-- Written problem --
Check every line of the data below for the string "سورة", and copy the ones that hold it.

..........

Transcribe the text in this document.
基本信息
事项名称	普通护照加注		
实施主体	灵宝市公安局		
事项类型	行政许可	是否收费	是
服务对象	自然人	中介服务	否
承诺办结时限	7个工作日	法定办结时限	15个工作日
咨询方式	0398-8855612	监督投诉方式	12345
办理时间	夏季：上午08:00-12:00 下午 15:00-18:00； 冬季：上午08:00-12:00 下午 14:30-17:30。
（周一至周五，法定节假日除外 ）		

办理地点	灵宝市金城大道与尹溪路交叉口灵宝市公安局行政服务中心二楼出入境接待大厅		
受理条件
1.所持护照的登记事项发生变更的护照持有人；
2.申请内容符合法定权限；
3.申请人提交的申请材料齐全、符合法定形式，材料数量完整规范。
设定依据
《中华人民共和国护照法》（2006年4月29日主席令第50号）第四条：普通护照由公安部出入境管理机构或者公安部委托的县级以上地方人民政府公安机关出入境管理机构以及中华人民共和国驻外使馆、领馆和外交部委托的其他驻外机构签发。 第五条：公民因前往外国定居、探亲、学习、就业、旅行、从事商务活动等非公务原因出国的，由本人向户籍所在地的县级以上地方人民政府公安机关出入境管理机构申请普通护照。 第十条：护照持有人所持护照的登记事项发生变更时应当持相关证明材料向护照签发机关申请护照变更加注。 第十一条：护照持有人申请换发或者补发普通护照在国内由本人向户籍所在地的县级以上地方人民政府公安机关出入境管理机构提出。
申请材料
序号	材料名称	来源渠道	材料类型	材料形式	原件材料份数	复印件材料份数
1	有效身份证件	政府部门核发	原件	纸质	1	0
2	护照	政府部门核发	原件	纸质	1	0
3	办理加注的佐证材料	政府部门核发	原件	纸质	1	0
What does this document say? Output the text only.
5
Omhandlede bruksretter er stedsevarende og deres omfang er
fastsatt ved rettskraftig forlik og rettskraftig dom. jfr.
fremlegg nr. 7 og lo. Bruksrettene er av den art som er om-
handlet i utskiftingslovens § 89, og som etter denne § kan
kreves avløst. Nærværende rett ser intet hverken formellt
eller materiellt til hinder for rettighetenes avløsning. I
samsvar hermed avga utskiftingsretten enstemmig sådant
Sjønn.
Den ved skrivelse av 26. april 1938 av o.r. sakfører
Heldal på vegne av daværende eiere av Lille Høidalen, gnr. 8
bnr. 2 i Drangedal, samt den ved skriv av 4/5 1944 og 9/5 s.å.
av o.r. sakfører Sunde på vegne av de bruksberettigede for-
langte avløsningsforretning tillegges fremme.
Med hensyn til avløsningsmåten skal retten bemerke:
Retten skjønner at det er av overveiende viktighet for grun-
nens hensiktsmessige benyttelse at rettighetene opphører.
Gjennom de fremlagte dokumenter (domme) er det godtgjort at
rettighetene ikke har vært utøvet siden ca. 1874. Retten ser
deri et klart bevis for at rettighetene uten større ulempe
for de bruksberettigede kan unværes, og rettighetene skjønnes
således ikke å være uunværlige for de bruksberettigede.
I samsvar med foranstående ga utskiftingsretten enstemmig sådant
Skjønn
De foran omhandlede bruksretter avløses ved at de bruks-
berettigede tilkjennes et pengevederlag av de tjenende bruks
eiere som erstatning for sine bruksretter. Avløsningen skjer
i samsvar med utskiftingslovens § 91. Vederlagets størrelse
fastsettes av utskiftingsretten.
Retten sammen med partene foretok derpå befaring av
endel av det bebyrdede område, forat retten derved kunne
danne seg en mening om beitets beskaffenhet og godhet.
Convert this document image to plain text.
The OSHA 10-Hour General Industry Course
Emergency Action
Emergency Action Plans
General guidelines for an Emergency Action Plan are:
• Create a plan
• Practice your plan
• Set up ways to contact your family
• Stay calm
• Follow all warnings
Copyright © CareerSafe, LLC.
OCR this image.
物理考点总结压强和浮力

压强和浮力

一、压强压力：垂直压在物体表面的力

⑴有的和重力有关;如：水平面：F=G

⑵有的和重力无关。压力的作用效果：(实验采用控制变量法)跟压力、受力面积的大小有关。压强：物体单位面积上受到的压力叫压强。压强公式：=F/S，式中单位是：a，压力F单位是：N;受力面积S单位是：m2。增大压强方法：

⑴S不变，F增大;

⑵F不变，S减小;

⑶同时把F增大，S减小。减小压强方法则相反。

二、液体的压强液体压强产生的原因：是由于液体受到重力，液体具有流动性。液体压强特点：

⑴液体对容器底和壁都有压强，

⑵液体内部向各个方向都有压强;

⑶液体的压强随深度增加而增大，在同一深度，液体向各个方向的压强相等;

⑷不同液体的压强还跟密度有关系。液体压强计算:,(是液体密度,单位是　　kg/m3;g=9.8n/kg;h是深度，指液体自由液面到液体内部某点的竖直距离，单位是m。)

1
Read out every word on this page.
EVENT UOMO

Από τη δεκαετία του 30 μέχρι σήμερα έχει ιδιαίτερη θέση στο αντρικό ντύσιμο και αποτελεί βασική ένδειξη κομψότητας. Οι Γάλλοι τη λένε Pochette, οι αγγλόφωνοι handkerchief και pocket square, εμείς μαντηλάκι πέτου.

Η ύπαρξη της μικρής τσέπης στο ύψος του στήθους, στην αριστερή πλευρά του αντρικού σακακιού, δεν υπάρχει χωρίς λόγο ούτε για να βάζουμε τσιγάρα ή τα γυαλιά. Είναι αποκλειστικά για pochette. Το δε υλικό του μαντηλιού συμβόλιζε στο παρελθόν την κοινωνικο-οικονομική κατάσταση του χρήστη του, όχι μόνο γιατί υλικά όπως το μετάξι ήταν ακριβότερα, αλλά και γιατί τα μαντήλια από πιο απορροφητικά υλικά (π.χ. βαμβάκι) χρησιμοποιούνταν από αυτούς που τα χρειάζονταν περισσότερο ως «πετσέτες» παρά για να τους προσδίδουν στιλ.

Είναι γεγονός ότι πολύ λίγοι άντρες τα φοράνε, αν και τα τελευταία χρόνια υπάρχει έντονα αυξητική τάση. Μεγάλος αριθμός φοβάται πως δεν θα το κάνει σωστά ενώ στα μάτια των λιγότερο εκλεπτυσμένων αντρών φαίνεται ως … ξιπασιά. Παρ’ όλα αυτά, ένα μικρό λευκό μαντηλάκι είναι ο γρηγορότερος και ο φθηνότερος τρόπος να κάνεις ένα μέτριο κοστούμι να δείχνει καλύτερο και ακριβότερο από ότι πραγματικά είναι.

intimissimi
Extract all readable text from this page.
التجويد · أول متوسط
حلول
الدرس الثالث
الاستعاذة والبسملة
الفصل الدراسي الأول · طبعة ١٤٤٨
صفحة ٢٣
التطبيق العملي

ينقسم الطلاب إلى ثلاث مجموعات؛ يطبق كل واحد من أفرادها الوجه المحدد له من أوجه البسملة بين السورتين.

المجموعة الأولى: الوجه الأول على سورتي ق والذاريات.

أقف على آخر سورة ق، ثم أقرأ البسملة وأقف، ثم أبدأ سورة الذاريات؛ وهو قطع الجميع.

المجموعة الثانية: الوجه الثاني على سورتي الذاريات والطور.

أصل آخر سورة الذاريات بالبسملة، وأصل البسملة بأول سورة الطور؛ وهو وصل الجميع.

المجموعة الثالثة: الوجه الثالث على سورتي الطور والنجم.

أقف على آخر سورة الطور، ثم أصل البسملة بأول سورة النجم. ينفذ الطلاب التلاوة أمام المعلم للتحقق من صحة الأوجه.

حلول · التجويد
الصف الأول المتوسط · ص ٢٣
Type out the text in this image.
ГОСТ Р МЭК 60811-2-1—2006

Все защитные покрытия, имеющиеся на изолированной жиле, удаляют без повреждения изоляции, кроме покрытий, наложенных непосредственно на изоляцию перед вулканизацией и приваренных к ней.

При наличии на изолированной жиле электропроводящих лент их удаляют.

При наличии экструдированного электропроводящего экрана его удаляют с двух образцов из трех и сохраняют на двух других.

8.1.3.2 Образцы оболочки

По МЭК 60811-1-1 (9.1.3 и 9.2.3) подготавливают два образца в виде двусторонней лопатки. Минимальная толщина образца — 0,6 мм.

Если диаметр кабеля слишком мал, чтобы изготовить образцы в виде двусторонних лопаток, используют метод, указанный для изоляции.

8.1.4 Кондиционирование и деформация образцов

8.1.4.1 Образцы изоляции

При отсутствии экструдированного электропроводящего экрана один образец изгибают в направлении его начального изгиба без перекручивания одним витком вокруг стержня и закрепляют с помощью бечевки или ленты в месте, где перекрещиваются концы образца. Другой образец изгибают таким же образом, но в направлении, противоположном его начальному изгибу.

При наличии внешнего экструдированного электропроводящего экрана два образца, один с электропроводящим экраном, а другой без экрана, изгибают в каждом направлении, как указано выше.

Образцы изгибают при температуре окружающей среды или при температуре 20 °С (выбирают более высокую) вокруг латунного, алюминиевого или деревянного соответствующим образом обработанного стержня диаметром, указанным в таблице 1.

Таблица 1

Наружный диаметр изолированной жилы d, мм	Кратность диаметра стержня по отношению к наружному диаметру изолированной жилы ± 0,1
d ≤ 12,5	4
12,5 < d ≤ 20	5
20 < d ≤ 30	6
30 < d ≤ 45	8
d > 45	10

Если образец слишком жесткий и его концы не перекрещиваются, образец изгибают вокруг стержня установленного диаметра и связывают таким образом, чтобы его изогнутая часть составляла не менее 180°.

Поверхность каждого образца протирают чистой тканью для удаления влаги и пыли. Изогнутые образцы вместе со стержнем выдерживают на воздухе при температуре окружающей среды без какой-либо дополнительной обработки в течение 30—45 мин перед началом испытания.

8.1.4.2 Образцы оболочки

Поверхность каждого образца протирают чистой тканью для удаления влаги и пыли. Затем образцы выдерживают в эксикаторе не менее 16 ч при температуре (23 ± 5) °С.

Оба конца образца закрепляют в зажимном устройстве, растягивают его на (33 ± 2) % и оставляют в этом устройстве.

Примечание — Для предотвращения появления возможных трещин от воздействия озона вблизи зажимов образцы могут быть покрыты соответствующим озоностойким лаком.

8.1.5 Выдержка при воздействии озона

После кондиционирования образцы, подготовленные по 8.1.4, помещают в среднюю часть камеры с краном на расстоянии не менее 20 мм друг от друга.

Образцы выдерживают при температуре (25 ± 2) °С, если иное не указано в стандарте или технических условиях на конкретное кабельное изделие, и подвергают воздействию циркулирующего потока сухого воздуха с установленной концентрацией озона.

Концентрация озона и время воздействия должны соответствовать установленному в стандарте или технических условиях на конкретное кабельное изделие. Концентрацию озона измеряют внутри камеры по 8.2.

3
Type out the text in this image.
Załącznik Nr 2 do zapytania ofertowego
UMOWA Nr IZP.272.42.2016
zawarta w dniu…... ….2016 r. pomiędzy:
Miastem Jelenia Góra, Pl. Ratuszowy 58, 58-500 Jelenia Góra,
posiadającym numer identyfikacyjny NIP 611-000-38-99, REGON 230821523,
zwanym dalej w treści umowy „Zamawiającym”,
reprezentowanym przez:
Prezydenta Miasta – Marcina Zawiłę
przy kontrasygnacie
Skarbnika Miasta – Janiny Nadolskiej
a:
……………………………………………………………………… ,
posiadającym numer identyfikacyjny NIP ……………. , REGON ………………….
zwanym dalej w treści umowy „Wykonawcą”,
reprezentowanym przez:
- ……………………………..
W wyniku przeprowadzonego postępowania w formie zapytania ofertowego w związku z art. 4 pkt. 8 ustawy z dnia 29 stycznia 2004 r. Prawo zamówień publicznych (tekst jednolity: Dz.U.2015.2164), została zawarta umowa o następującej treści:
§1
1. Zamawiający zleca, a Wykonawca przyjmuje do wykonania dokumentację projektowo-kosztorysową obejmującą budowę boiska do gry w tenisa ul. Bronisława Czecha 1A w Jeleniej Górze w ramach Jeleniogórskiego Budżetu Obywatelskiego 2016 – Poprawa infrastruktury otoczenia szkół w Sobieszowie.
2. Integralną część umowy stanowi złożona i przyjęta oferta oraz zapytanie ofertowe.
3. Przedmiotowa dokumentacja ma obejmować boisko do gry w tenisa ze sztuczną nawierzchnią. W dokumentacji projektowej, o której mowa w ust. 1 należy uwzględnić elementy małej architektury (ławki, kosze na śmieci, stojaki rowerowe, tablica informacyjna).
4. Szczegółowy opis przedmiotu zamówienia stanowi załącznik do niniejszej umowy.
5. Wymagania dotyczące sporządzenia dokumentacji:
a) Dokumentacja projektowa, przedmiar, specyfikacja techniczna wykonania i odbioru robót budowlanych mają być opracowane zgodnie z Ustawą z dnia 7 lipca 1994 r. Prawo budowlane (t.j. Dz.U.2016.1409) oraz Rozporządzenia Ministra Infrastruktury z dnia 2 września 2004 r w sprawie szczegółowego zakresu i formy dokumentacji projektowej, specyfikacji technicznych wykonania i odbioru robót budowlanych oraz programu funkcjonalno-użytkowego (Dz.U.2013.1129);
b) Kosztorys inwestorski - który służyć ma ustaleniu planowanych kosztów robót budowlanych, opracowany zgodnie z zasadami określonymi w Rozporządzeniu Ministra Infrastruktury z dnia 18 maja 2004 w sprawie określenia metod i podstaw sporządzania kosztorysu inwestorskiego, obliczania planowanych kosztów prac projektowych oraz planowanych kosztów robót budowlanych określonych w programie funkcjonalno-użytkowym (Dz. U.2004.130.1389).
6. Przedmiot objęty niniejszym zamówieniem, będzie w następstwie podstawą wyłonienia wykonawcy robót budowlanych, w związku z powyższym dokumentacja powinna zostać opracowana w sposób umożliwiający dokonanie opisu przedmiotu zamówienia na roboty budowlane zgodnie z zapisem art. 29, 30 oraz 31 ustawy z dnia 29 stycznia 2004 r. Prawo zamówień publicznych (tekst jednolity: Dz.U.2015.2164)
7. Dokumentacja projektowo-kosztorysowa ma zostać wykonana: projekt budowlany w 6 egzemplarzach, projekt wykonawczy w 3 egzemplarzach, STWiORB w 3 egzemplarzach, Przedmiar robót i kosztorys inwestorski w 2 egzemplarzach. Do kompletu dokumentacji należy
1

..........

-- Finished answer --
أقف على آخر سورة ق، ثم أقرأ البسملة وأقف، ثم أبدأ سورة الذاريات؛ وهو قطع الجميع.
أصل آخر سورة الذاريات بالبسملة، وأصل البسملة بأول سورة الطور؛ وهو وصل الجميع.
أقف على آخر سورة الطور، ثم أصل البسملة بأول سورة النجم. ينفذ الطلاب التلاوة أمام المعلم للتحقق من صحة الأوجه.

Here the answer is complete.